▸ RECORDS SHOWN:
::::::::

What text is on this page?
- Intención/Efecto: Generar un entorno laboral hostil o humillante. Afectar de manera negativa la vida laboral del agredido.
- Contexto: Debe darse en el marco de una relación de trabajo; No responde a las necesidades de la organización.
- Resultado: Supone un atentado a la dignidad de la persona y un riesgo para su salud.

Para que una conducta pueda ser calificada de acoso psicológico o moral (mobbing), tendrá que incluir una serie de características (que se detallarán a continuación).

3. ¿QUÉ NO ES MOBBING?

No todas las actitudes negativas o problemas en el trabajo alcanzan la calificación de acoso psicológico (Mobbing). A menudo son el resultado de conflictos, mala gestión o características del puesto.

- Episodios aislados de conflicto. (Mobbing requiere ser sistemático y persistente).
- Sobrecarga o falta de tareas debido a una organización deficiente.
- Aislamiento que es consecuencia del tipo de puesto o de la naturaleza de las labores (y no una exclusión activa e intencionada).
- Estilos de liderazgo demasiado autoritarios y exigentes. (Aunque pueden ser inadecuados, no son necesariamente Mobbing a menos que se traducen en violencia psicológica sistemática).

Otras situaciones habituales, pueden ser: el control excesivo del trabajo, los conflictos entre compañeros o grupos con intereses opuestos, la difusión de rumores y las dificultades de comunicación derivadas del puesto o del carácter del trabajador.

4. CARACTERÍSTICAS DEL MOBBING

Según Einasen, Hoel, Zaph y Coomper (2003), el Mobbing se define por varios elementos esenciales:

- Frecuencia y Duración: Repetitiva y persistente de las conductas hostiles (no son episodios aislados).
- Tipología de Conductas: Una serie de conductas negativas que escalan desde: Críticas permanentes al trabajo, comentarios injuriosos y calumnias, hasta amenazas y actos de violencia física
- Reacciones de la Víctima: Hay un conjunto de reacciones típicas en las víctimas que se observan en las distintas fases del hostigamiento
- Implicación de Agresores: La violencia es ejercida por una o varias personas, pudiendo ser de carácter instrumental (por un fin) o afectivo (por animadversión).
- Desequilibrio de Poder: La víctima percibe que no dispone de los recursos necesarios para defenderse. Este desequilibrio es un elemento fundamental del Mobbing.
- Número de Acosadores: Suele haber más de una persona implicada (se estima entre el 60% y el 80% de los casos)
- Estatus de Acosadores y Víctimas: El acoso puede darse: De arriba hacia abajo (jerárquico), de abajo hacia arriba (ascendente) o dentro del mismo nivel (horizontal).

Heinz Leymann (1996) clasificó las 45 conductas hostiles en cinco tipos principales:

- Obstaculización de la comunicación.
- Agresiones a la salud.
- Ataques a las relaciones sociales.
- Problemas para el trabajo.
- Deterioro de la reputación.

::::::::

▸ JOB:
Show every line that contains the word "acoso".

▸ EXERCISE ANSWER:
Para que una conducta pueda ser calificada de acoso psicológico o moral (mobbing), tendrá que incluir una serie de características (que se detallarán a continuación).
No todas las actitudes negativas o problemas en el trabajo alcanzan la calificación de acoso psicológico (Mobbing). A menudo son el resultado de conflictos, mala gestión o características del puesto.
- Estatus de Acosadores y Víctimas: El acoso puede darse: De arriba hacia abajo (jerárquico), de abajo hacia arriba (ascendente) o dentro del mismo nivel (horizontal).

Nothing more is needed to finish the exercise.